### [WHAT IS NEEDED]
Determine the count of lines holding the string "subtitle". Return only the number.

### [MATERIAL PROVIDED]
◇ ◇ ◇ ◇ ◇
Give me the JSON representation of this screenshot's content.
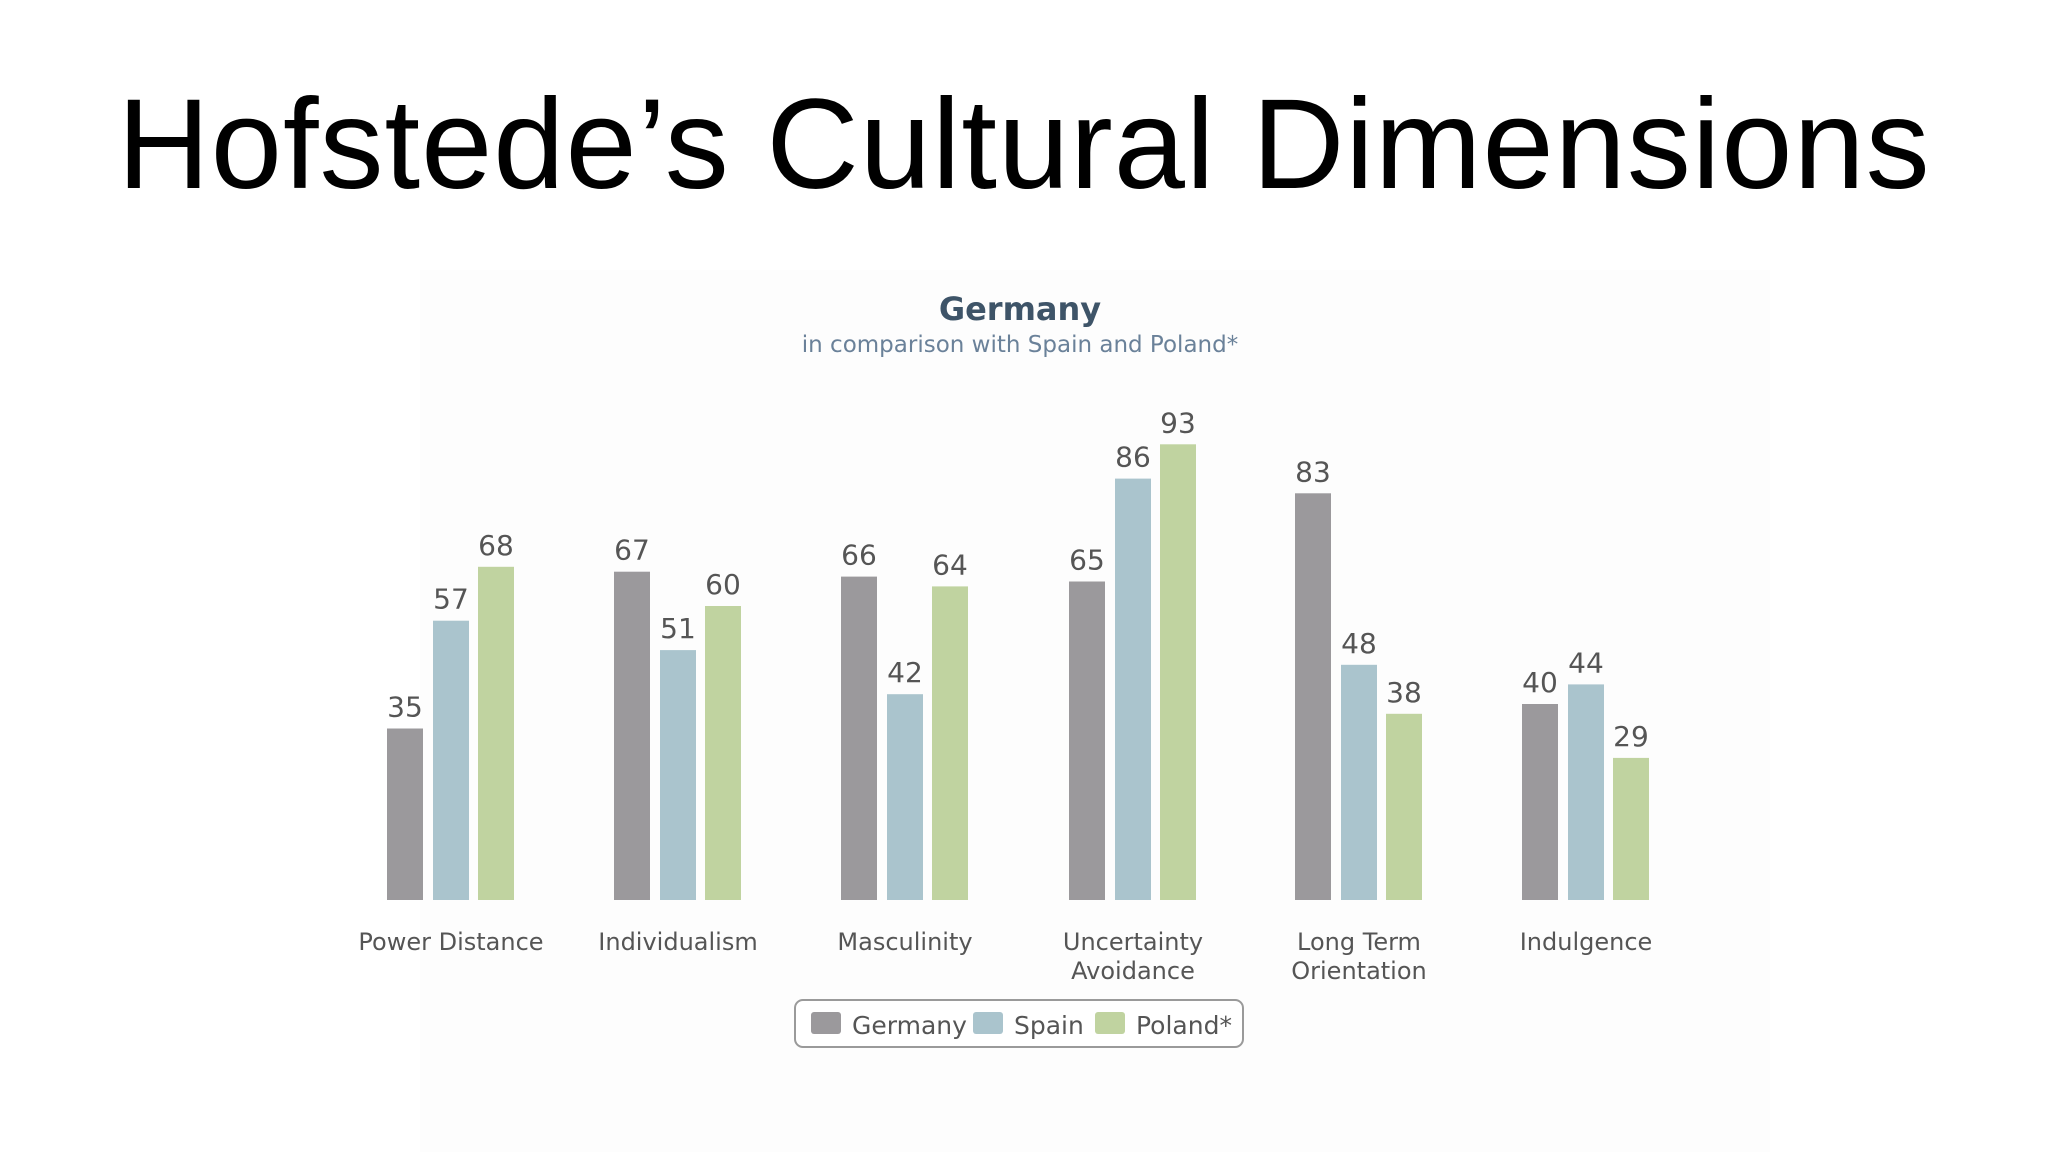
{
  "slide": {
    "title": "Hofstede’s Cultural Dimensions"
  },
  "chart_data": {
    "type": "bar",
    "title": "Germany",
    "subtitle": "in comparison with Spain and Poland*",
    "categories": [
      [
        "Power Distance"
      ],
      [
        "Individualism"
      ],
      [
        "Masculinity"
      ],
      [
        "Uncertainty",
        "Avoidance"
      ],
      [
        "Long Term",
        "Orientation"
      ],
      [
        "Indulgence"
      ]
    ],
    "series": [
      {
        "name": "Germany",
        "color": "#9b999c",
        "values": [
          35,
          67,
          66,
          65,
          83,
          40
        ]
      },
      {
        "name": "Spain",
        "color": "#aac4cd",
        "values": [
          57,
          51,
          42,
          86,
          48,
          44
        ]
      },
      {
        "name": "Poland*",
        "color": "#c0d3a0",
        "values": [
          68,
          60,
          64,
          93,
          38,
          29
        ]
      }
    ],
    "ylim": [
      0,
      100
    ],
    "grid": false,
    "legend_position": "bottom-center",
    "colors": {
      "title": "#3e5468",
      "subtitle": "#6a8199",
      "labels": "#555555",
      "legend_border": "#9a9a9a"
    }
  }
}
◇ ◇ ◇ ◇ ◇
### [THE RESULT]
2